→ **Problem to solve**:
Each line below should be retyped exactly, with no pictures.
— START Rows —
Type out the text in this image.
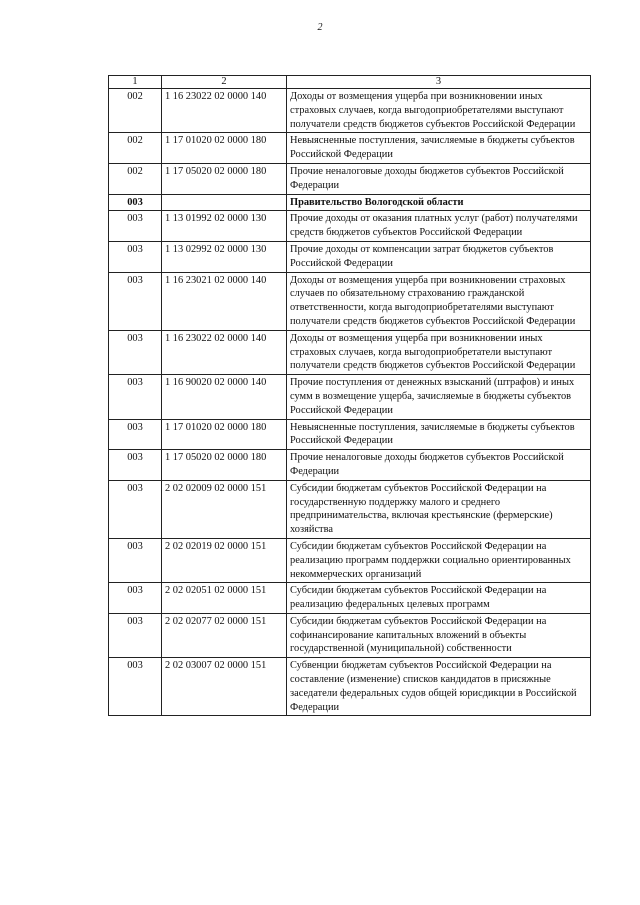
2
1	2	3
002	1 16 23022 02 0000 140	Доходы от возмещения ущерба при возникновении иных страховых случаев, когда выгодоприобретателями выступают получатели средств бюджетов субъектов Российской Федерации
002	1 17 01020 02 0000 180	Невыясненные поступления, зачисляемые в бюджеты субъектов Российской Федерации
002	1 17 05020 02 0000 180	Прочие неналоговые доходы бюджетов субъектов Российской Федерации
003		Правительство Вологодской области
003	1 13 01992 02 0000 130	Прочие доходы от оказания платных услуг (работ) получателями средств бюджетов субъектов Российской Федерации
003	1 13 02992 02 0000 130	Прочие доходы от компенсации затрат бюджетов субъектов Российской Федерации
003	1 16 23021 02 0000 140	Доходы от возмещения ущерба при возникновении страховых случаев по обязательному страхованию гражданской ответственности, когда выгодоприобретателями выступают получатели средств бюджетов субъектов Российской Федерации
003	1 16 23022 02 0000 140	Доходы от возмещения ущерба при возникновении иных страховых случаев, когда выгодоприобретатели выступают получатели средств бюджетов субъектов Российской Федерации
003	1 16 90020 02 0000 140	Прочие поступления от денежных взысканий (штрафов) и иных сумм в возмещение ущерба, зачисляемые в бюджеты субъектов Российской Федерации
003	1 17 01020 02 0000 180	Невыясненные поступления, зачисляемые в бюджеты субъектов Российской Федерации
003	1 17 05020 02 0000 180	Прочие неналоговые доходы бюджетов субъектов Российской Федерации
003	2 02 02009 02 0000 151	Субсидии бюджетам субъектов Российской Федерации на государственную поддержку малого и среднего предпринимательства, включая крестьянские (фермерские) хозяйства
003	2 02 02019 02 0000 151	Субсидии бюджетам субъектов Российской Федерации на реализацию программ поддержки социально ориентированных некоммерческих организаций
003	2 02 02051 02 0000 151	Субсидии бюджетам субъектов Российской Федерации на реализацию федеральных целевых программ
003	2 02 02077 02 0000 151	Субсидии бюджетам субъектов Российской Федерации на софинансирование капитальных вложений в объекты государственной (муниципальной) собственности
003	2 02 03007 02 0000 151	Субвенции бюджетам субъектов Российской Федерации на составление (изменение) списков кандидатов в присяжные заседатели федеральных судов общей юрисдикции в Российской Федерации
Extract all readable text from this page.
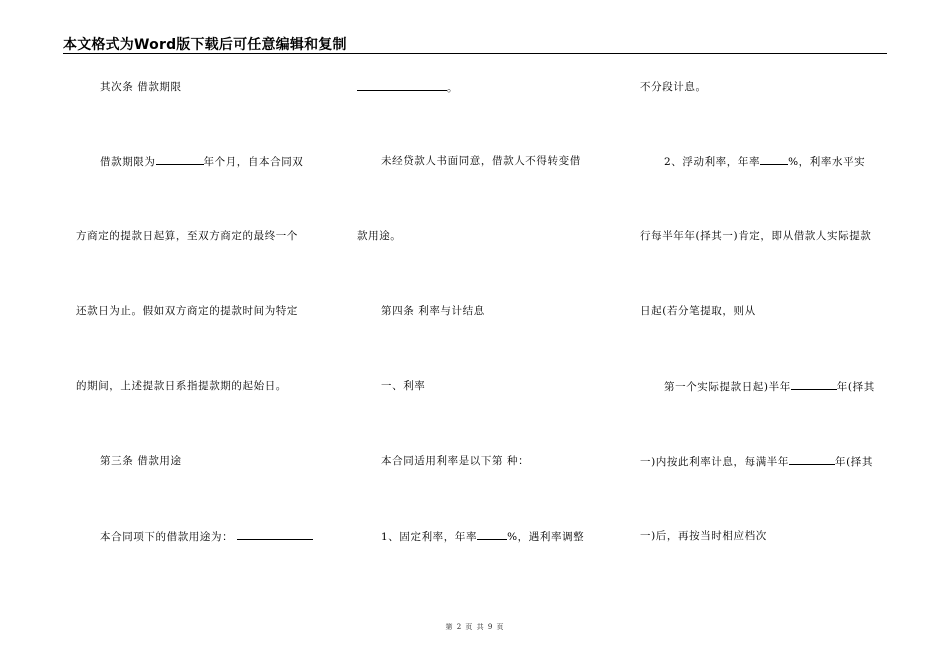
本文格式为Word版下载后可任意编辑和复制
其次条 借款期限
借款期限为	年个月，自本合同双
方商定的提款日起算，至双方商定的最终一个
还款日为止。假如双方商定的提款时间为特定
的期间，上述提款日系指提款期的起始日。
第三条 借款用途
本合同项下的借款用途为：
。
未经贷款人书面同意，借款人不得转变借
款用途。
第四条 利率与计结息
一、利率
本合同适用利率是以下第 种：
1、固定利率，年率	%，遇利率调整
不分段计息。
2、浮动利率，年率	%，利率水平实
行每半年年(择其一)肯定，即从借款人实际提款
日起(若分笔提取，则从
第一个实际提款日起)半年	年(择其
一)内按此利率计息，每满半年	年(择其
一)后，再按当时相应档次
第 2 页 共 9 页
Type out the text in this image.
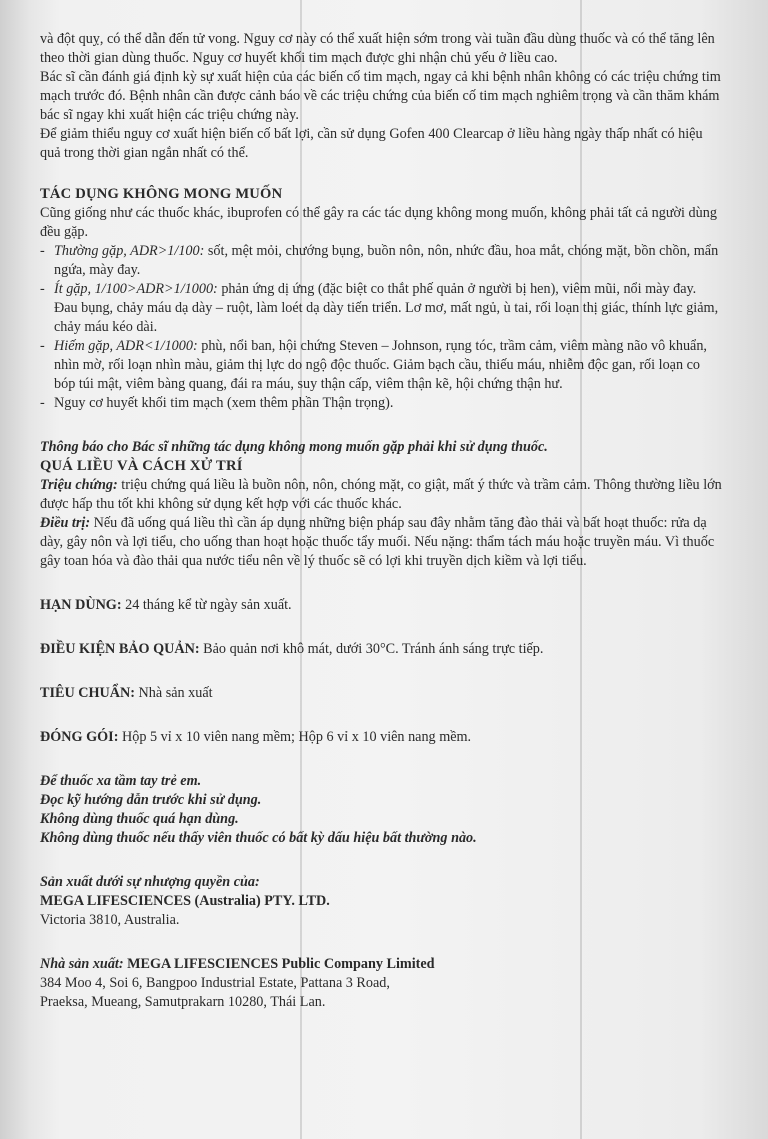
và đột quỵ, có thể dẫn đến tử vong. Nguy cơ này có thể xuất hiện sớm trong vài tuần đầu dùng thuốc và có thể tăng lên theo thời gian dùng thuốc. Nguy cơ huyết khối tim mạch được ghi nhận chủ yếu ở liều cao.

Bác sĩ cần đánh giá định kỳ sự xuất hiện của các biến cố tim mạch, ngay cả khi bệnh nhân không có các triệu chứng tim mạch trước đó. Bệnh nhân cần được cảnh báo về các triệu chứng của biến cố tim mạch nghiêm trọng và cần thăm khám bác sĩ ngay khi xuất hiện các triệu chứng này.

Để giảm thiểu nguy cơ xuất hiện biến cố bất lợi, cần sử dụng Gofen 400 Clearcap ở liều hàng ngày thấp nhất có hiệu quả trong thời gian ngắn nhất có thể.

TÁC DỤNG KHÔNG MONG MUỐN

Cũng giống như các thuốc khác, ibuprofen có thể gây ra các tác dụng không mong muốn, không phải tất cả người dùng đều gặp.

- Thường gặp, ADR>1/100: sốt, mệt mỏi, chướng bụng, buồn nôn, nôn, nhức đầu, hoa mắt, chóng mặt, bồn chồn, mẩn ngứa, mày đay.
- Ít gặp, 1/100>ADR>1/1000: phản ứng dị ứng (đặc biệt co thắt phế quản ở người bị hen), viêm mũi, nổi mày đay. Đau bụng, chảy máu dạ dày – ruột, làm loét dạ dày tiến triển. Lơ mơ, mất ngủ, ù tai, rối loạn thị giác, thính lực giảm, chảy máu kéo dài.
- Hiếm gặp, ADR<1/1000: phù, nổi ban, hội chứng Steven – Johnson, rụng tóc, trầm cảm, viêm màng não vô khuẩn, nhìn mờ, rối loạn nhìn màu, giảm thị lực do ngộ độc thuốc. Giảm bạch cầu, thiếu máu, nhiễm độc gan, rối loạn co bóp túi mật, viêm bàng quang, đái ra máu, suy thận cấp, viêm thận kẽ, hội chứng thận hư.
- Nguy cơ huyết khối tim mạch (xem thêm phần Thận trọng).

Thông báo cho Bác sĩ những tác dụng không mong muốn gặp phải khi sử dụng thuốc.

QUÁ LIỀU VÀ CÁCH XỬ TRÍ

Triệu chứng: triệu chứng quá liều là buồn nôn, nôn, chóng mặt, co giật, mất ý thức và trầm cảm. Thông thường liều lớn được hấp thu tốt khi không sử dụng kết hợp với các thuốc khác.

Điều trị: Nếu đã uống quá liều thì cần áp dụng những biện pháp sau đây nhằm tăng đào thải và bất hoạt thuốc: rửa dạ dày, gây nôn và lợi tiểu, cho uống than hoạt hoặc thuốc tẩy muối. Nếu nặng: thẩm tách máu hoặc truyền máu. Vì thuốc gây toan hóa và đào thải qua nước tiểu nên về lý thuốc sẽ có lợi khi truyền dịch kiềm và lợi tiểu.

HẠN DÙNG: 24 tháng kể từ ngày sản xuất.

ĐIỀU KIỆN BẢO QUẢN: Bảo quản nơi khô mát, dưới 30°C. Tránh ánh sáng trực tiếp.

TIÊU CHUẨN: Nhà sản xuất

ĐÓNG GÓI: Hộp 5 vỉ x 10 viên nang mềm; Hộp 6 vỉ x 10 viên nang mềm.

Để thuốc xa tầm tay trẻ em.
Đọc kỹ hướng dẫn trước khi sử dụng.
Không dùng thuốc quá hạn dùng.
Không dùng thuốc nếu thấy viên thuốc có bất kỳ dấu hiệu bất thường nào.
Sản xuất dưới sự nhượng quyền của:
MEGA LIFESCIENCES (Australia) PTY. LTD.
Victoria 3810, Australia.
Nhà sản xuất: MEGA LIFESCIENCES Public Company Limited
384 Moo 4, Soi 6, Bangpoo Industrial Estate, Pattana 3 Road,
Praeksa, Mueang, Samutprakarn 10280, Thái Lan.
— END Rows —
→ **Output**:
Type out the text in this image.
2
1	2	3
002	1 16 23022 02 0000 140	Доходы от возмещения ущерба при возникновении иных страховых случаев, когда выгодоприобретателями выступают получатели средств бюджетов субъектов Российской Федерации
002	1 17 01020 02 0000 180	Невыясненные поступления, зачисляемые в бюджеты субъектов Российской Федерации
002	1 17 05020 02 0000 180	Прочие неналоговые доходы бюджетов субъектов Российской Федерации
003		Правительство Вологодской области
003	1 13 01992 02 0000 130	Прочие доходы от оказания платных услуг (работ) получателями средств бюджетов субъектов Российской Федерации
003	1 13 02992 02 0000 130	Прочие доходы от компенсации затрат бюджетов субъектов Российской Федерации
003	1 16 23021 02 0000 140	Доходы от возмещения ущерба при возникновении страховых случаев по обязательному страхованию гражданской ответственности, когда выгодоприобретателями выступают получатели средств бюджетов субъектов Российской Федерации
003	1 16 23022 02 0000 140	Доходы от возмещения ущерба при возникновении иных страховых случаев, когда выгодоприобретатели выступают получатели средств бюджетов субъектов Российской Федерации
003	1 16 90020 02 0000 140	Прочие поступления от денежных взысканий (штрафов) и иных сумм в возмещение ущерба, зачисляемые в бюджеты субъектов Российской Федерации
003	1 17 01020 02 0000 180	Невыясненные поступления, зачисляемые в бюджеты субъектов Российской Федерации
003	1 17 05020 02 0000 180	Прочие неналоговые доходы бюджетов субъектов Российской Федерации
003	2 02 02009 02 0000 151	Субсидии бюджетам субъектов Российской Федерации на государственную поддержку малого и среднего предпринимательства, включая крестьянские (фермерские) хозяйства
003	2 02 02019 02 0000 151	Субсидии бюджетам субъектов Российской Федерации на реализацию программ поддержки социально ориентированных некоммерческих организаций
003	2 02 02051 02 0000 151	Субсидии бюджетам субъектов Российской Федерации на реализацию федеральных целевых программ
003	2 02 02077 02 0000 151	Субсидии бюджетам субъектов Российской Федерации на софинансирование капитальных вложений в объекты государственной (муниципальной) собственности
003	2 02 03007 02 0000 151	Субвенции бюджетам субъектов Российской Федерации на составление (изменение) списков кандидатов в присяжные заседатели федеральных судов общей юрисдикции в Российской Федерации
Extract all readable text from this page.
本文格式为Word版下载后可任意编辑和复制
其次条 借款期限
借款期限为	年个月，自本合同双
方商定的提款日起算，至双方商定的最终一个
还款日为止。假如双方商定的提款时间为特定
的期间，上述提款日系指提款期的起始日。
第三条 借款用途
本合同项下的借款用途为：
。
未经贷款人书面同意，借款人不得转变借
款用途。
第四条 利率与计结息
一、利率
本合同适用利率是以下第 种：
1、固定利率，年率	%，遇利率调整
不分段计息。
2、浮动利率，年率	%，利率水平实
行每半年年(择其一)肯定，即从借款人实际提款
日起(若分笔提取，则从
第一个实际提款日起)半年	年(择其
一)内按此利率计息，每满半年	年(择其
一)后，再按当时相应档次
第 2 页 共 9 页
Type out the text in this image.
và đột quỵ, có thể dẫn đến tử vong. Nguy cơ này có thể xuất hiện sớm trong vài tuần đầu dùng thuốc và có thể tăng lên theo thời gian dùng thuốc. Nguy cơ huyết khối tim mạch được ghi nhận chủ yếu ở liều cao.

Bác sĩ cần đánh giá định kỳ sự xuất hiện của các biến cố tim mạch, ngay cả khi bệnh nhân không có các triệu chứng tim mạch trước đó. Bệnh nhân cần được cảnh báo về các triệu chứng của biến cố tim mạch nghiêm trọng và cần thăm khám bác sĩ ngay khi xuất hiện các triệu chứng này.

Để giảm thiểu nguy cơ xuất hiện biến cố bất lợi, cần sử dụng Gofen 400 Clearcap ở liều hàng ngày thấp nhất có hiệu quả trong thời gian ngắn nhất có thể.

TÁC DỤNG KHÔNG MONG MUỐN

Cũng giống như các thuốc khác, ibuprofen có thể gây ra các tác dụng không mong muốn, không phải tất cả người dùng đều gặp.

- Thường gặp, ADR>1/100: sốt, mệt mỏi, chướng bụng, buồn nôn, nôn, nhức đầu, hoa mắt, chóng mặt, bồn chồn, mẩn ngứa, mày đay.
- Ít gặp, 1/100>ADR>1/1000: phản ứng dị ứng (đặc biệt co thắt phế quản ở người bị hen), viêm mũi, nổi mày đay. Đau bụng, chảy máu dạ dày – ruột, làm loét dạ dày tiến triển. Lơ mơ, mất ngủ, ù tai, rối loạn thị giác, thính lực giảm, chảy máu kéo dài.
- Hiếm gặp, ADR<1/1000: phù, nổi ban, hội chứng Steven – Johnson, rụng tóc, trầm cảm, viêm màng não vô khuẩn, nhìn mờ, rối loạn nhìn màu, giảm thị lực do ngộ độc thuốc. Giảm bạch cầu, thiếu máu, nhiễm độc gan, rối loạn co bóp túi mật, viêm bàng quang, đái ra máu, suy thận cấp, viêm thận kẽ, hội chứng thận hư.
- Nguy cơ huyết khối tim mạch (xem thêm phần Thận trọng).

Thông báo cho Bác sĩ những tác dụng không mong muốn gặp phải khi sử dụng thuốc.

QUÁ LIỀU VÀ CÁCH XỬ TRÍ

Triệu chứng: triệu chứng quá liều là buồn nôn, nôn, chóng mặt, co giật, mất ý thức và trầm cảm. Thông thường liều lớn được hấp thu tốt khi không sử dụng kết hợp với các thuốc khác.

Điều trị: Nếu đã uống quá liều thì cần áp dụng những biện pháp sau đây nhằm tăng đào thải và bất hoạt thuốc: rửa dạ dày, gây nôn và lợi tiểu, cho uống than hoạt hoặc thuốc tẩy muối. Nếu nặng: thẩm tách máu hoặc truyền máu. Vì thuốc gây toan hóa và đào thải qua nước tiểu nên về lý thuốc sẽ có lợi khi truyền dịch kiềm và lợi tiểu.

HẠN DÙNG: 24 tháng kể từ ngày sản xuất.

ĐIỀU KIỆN BẢO QUẢN: Bảo quản nơi khô mát, dưới 30°C. Tránh ánh sáng trực tiếp.

TIÊU CHUẨN: Nhà sản xuất

ĐÓNG GÓI: Hộp 5 vỉ x 10 viên nang mềm; Hộp 6 vỉ x 10 viên nang mềm.

Để thuốc xa tầm tay trẻ em.
Đọc kỹ hướng dẫn trước khi sử dụng.
Không dùng thuốc quá hạn dùng.
Không dùng thuốc nếu thấy viên thuốc có bất kỳ dấu hiệu bất thường nào.
Sản xuất dưới sự nhượng quyền của:
MEGA LIFESCIENCES (Australia) PTY. LTD.
Victoria 3810, Australia.
Nhà sản xuất: MEGA LIFESCIENCES Public Company Limited
384 Moo 4, Soi 6, Bangpoo Industrial Estate, Pattana 3 Road,
Praeksa, Mueang, Samutprakarn 10280, Thái Lan.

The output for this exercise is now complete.